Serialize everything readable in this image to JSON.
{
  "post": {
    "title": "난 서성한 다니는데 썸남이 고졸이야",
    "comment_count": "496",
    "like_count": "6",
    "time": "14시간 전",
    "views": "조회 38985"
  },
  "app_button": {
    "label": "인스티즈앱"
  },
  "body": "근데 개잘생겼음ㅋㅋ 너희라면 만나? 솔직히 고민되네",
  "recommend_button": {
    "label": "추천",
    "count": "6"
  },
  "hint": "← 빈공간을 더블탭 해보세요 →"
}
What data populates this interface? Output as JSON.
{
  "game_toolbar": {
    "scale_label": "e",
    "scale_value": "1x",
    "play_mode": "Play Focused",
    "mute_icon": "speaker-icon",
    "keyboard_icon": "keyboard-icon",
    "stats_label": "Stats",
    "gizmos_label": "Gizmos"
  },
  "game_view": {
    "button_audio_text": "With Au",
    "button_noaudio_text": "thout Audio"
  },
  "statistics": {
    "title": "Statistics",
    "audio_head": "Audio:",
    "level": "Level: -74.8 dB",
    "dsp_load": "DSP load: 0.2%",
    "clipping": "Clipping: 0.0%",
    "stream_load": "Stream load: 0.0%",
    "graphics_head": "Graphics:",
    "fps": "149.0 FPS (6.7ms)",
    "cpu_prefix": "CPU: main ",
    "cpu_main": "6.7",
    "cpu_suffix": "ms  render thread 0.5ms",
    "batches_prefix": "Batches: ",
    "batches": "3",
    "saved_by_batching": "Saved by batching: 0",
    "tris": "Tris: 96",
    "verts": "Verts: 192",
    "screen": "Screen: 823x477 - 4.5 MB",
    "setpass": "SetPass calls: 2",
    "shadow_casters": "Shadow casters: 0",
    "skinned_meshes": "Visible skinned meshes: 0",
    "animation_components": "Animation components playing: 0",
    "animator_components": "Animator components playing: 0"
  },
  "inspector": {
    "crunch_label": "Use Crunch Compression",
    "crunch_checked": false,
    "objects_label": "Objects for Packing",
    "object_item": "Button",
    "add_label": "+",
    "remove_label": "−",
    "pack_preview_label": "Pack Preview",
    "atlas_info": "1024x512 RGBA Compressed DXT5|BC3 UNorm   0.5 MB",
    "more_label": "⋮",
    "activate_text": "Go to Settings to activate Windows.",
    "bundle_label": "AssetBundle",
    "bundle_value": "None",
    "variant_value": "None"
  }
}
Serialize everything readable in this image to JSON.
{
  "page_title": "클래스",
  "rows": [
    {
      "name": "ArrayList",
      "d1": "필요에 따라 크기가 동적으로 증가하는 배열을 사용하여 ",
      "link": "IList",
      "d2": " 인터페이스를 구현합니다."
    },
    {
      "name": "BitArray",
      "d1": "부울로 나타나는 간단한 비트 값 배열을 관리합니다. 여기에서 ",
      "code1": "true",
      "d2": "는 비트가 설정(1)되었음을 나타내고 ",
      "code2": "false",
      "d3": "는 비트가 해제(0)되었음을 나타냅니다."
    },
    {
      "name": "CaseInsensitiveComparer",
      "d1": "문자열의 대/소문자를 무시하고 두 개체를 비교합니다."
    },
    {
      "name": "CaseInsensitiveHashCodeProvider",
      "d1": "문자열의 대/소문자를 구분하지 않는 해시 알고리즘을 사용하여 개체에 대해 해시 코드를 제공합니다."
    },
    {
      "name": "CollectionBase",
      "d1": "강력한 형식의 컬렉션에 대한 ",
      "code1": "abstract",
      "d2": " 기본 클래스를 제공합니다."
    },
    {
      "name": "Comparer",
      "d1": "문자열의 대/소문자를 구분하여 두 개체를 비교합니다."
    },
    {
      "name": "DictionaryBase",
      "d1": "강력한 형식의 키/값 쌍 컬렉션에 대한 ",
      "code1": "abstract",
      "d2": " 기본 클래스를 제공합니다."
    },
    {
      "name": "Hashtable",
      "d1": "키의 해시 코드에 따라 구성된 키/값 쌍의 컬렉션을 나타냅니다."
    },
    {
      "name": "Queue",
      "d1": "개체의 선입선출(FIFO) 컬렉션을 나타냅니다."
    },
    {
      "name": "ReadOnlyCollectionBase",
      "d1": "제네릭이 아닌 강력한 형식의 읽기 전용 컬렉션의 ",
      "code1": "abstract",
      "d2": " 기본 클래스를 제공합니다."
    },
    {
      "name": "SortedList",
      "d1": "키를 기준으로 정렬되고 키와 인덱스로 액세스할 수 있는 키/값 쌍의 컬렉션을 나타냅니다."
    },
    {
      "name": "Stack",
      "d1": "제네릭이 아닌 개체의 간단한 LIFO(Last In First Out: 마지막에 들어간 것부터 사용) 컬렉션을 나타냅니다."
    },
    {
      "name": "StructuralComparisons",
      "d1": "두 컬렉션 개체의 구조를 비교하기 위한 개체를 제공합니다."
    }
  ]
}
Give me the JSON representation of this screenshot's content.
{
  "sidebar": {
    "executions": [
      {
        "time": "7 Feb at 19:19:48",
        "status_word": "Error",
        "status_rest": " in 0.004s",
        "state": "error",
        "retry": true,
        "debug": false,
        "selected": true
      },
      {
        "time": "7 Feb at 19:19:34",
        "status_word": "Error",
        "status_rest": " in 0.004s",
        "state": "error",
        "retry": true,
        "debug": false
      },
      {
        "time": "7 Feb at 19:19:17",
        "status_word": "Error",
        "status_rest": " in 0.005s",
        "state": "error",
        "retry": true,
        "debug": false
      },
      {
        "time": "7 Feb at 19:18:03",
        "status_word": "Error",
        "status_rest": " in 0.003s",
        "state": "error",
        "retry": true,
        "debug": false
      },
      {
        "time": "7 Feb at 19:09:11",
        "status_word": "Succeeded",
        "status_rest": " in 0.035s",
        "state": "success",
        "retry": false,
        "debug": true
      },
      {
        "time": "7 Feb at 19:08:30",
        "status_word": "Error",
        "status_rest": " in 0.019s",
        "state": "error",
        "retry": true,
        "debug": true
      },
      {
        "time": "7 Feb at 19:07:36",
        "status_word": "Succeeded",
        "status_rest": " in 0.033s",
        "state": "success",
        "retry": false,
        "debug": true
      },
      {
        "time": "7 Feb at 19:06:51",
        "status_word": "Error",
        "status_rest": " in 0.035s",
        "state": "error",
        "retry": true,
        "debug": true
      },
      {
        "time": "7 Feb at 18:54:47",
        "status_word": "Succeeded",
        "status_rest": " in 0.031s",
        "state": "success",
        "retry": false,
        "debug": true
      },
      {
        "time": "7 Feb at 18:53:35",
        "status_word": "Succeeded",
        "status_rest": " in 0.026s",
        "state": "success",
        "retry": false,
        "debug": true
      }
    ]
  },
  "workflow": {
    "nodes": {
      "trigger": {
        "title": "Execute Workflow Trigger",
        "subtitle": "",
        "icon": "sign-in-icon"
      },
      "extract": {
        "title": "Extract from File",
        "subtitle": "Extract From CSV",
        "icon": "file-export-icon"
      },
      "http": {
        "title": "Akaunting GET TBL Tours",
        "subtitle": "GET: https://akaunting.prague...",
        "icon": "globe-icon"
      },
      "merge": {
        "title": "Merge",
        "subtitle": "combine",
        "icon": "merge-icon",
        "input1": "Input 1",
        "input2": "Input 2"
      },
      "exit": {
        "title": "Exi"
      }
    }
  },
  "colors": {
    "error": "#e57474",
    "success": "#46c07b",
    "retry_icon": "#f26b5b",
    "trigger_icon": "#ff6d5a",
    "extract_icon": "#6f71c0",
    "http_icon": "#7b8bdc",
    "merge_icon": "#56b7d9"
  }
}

- - - - - - -

• [What to work on]: Make an exact copy of all the data.

• [Answer for this exercise]:
Serialize everything readable in this image to JSON.
{
  "post": {
    "title": "난 서성한 다니는데 썸남이 고졸이야",
    "comment_count": "496",
    "like_count": "6",
    "time": "14시간 전",
    "views": "조회 38985"
  },
  "app_button": {
    "label": "인스티즈앱"
  },
  "body": "근데 개잘생겼음ㅋㅋ 너희라면 만나? 솔직히 고민되네",
  "recommend_button": {
    "label": "추천",
    "count": "6"
  },
  "hint": "← 빈공간을 더블탭 해보세요 →"
}
What data populates this interface? Output as JSON.
{
  "game_toolbar": {
    "scale_label": "e",
    "scale_value": "1x",
    "play_mode": "Play Focused",
    "mute_icon": "speaker-icon",
    "keyboard_icon": "keyboard-icon",
    "stats_label": "Stats",
    "gizmos_label": "Gizmos"
  },
  "game_view": {
    "button_audio_text": "With Au",
    "button_noaudio_text": "thout Audio"
  },
  "statistics": {
    "title": "Statistics",
    "audio_head": "Audio:",
    "level": "Level: -74.8 dB",
    "dsp_load": "DSP load: 0.2%",
    "clipping": "Clipping: 0.0%",
    "stream_load": "Stream load: 0.0%",
    "graphics_head": "Graphics:",
    "fps": "149.0 FPS (6.7ms)",
    "cpu_prefix": "CPU: main ",
    "cpu_main": "6.7",
    "cpu_suffix": "ms  render thread 0.5ms",
    "batches_prefix": "Batches: ",
    "batches": "3",
    "saved_by_batching": "Saved by batching: 0",
    "tris": "Tris: 96",
    "verts": "Verts: 192",
    "screen": "Screen: 823x477 - 4.5 MB",
    "setpass": "SetPass calls: 2",
    "shadow_casters": "Shadow casters: 0",
    "skinned_meshes": "Visible skinned meshes: 0",
    "animation_components": "Animation components playing: 0",
    "animator_components": "Animator components playing: 0"
  },
  "inspector": {
    "crunch_label": "Use Crunch Compression",
    "crunch_checked": false,
    "objects_label": "Objects for Packing",
    "object_item": "Button",
    "add_label": "+",
    "remove_label": "−",
    "pack_preview_label": "Pack Preview",
    "atlas_info": "1024x512 RGBA Compressed DXT5|BC3 UNorm   0.5 MB",
    "more_label": "⋮",
    "activate_text": "Go to Settings to activate Windows.",
    "bundle_label": "AssetBundle",
    "bundle_value": "None",
    "variant_value": "None"
  }
}
Serialize everything readable in this image to JSON.
{
  "page_title": "클래스",
  "rows": [
    {
      "name": "ArrayList",
      "d1": "필요에 따라 크기가 동적으로 증가하는 배열을 사용하여 ",
      "link": "IList",
      "d2": " 인터페이스를 구현합니다."
    },
    {
      "name": "BitArray",
      "d1": "부울로 나타나는 간단한 비트 값 배열을 관리합니다. 여기에서 ",
      "code1": "true",
      "d2": "는 비트가 설정(1)되었음을 나타내고 ",
      "code2": "false",
      "d3": "는 비트가 해제(0)되었음을 나타냅니다."
    },
    {
      "name": "CaseInsensitiveComparer",
      "d1": "문자열의 대/소문자를 무시하고 두 개체를 비교합니다."
    },
    {
      "name": "CaseInsensitiveHashCodeProvider",
      "d1": "문자열의 대/소문자를 구분하지 않는 해시 알고리즘을 사용하여 개체에 대해 해시 코드를 제공합니다."
    },
    {
      "name": "CollectionBase",
      "d1": "강력한 형식의 컬렉션에 대한 ",
      "code1": "abstract",
      "d2": " 기본 클래스를 제공합니다."
    },
    {
      "name": "Comparer",
      "d1": "문자열의 대/소문자를 구분하여 두 개체를 비교합니다."
    },
    {
      "name": "DictionaryBase",
      "d1": "강력한 형식의 키/값 쌍 컬렉션에 대한 ",
      "code1": "abstract",
      "d2": " 기본 클래스를 제공합니다."
    },
    {
      "name": "Hashtable",
      "d1": "키의 해시 코드에 따라 구성된 키/값 쌍의 컬렉션을 나타냅니다."
    },
    {
      "name": "Queue",
      "d1": "개체의 선입선출(FIFO) 컬렉션을 나타냅니다."
    },
    {
      "name": "ReadOnlyCollectionBase",
      "d1": "제네릭이 아닌 강력한 형식의 읽기 전용 컬렉션의 ",
      "code1": "abstract",
      "d2": " 기본 클래스를 제공합니다."
    },
    {
      "name": "SortedList",
      "d1": "키를 기준으로 정렬되고 키와 인덱스로 액세스할 수 있는 키/값 쌍의 컬렉션을 나타냅니다."
    },
    {
      "name": "Stack",
      "d1": "제네릭이 아닌 개체의 간단한 LIFO(Last In First Out: 마지막에 들어간 것부터 사용) 컬렉션을 나타냅니다."
    },
    {
      "name": "StructuralComparisons",
      "d1": "두 컬렉션 개체의 구조를 비교하기 위한 개체를 제공합니다."
    }
  ]
}
Give me the JSON representation of this screenshot's content.
{
  "sidebar": {
    "executions": [
      {
        "time": "7 Feb at 19:19:48",
        "status_word": "Error",
        "status_rest": " in 0.004s",
        "state": "error",
        "retry": true,
        "debug": false,
        "selected": true
      },
      {
        "time": "7 Feb at 19:19:34",
        "status_word": "Error",
        "status_rest": " in 0.004s",
        "state": "error",
        "retry": true,
        "debug": false
      },
      {
        "time": "7 Feb at 19:19:17",
        "status_word": "Error",
        "status_rest": " in 0.005s",
        "state": "error",
        "retry": true,
        "debug": false
      },
      {
        "time": "7 Feb at 19:18:03",
        "status_word": "Error",
        "status_rest": " in 0.003s",
        "state": "error",
        "retry": true,
        "debug": false
      },
      {
        "time": "7 Feb at 19:09:11",
        "status_word": "Succeeded",
        "status_rest": " in 0.035s",
        "state": "success",
        "retry": false,
        "debug": true
      },
      {
        "time": "7 Feb at 19:08:30",
        "status_word": "Error",
        "status_rest": " in 0.019s",
        "state": "error",
        "retry": true,
        "debug": true
      },
      {
        "time": "7 Feb at 19:07:36",
        "status_word": "Succeeded",
        "status_rest": " in 0.033s",
        "state": "success",
        "retry": false,
        "debug": true
      },
      {
        "time": "7 Feb at 19:06:51",
        "status_word": "Error",
        "status_rest": " in 0.035s",
        "state": "error",
        "retry": true,
        "debug": true
      },
      {
        "time": "7 Feb at 18:54:47",
        "status_word": "Succeeded",
        "status_rest": " in 0.031s",
        "state": "success",
        "retry": false,
        "debug": true
      },
      {
        "time": "7 Feb at 18:53:35",
        "status_word": "Succeeded",
        "status_rest": " in 0.026s",
        "state": "success",
        "retry": false,
        "debug": true
      }
    ]
  },
  "workflow": {
    "nodes": {
      "trigger": {
        "title": "Execute Workflow Trigger",
        "subtitle": "",
        "icon": "sign-in-icon"
      },
      "extract": {
        "title": "Extract from File",
        "subtitle": "Extract From CSV",
        "icon": "file-export-icon"
      },
      "http": {
        "title": "Akaunting GET TBL Tours",
        "subtitle": "GET: https://akaunting.prague...",
        "icon": "globe-icon"
      },
      "merge": {
        "title": "Merge",
        "subtitle": "combine",
        "icon": "merge-icon",
        "input1": "Input 1",
        "input2": "Input 2"
      },
      "exit": {
        "title": "Exi"
      }
    }
  },
  "colors": {
    "error": "#e57474",
    "success": "#46c07b",
    "retry_icon": "#f26b5b",
    "trigger_icon": "#ff6d5a",
    "extract_icon": "#6f71c0",
    "http_icon": "#7b8bdc",
    "merge_icon": "#56b7d9"
  }
}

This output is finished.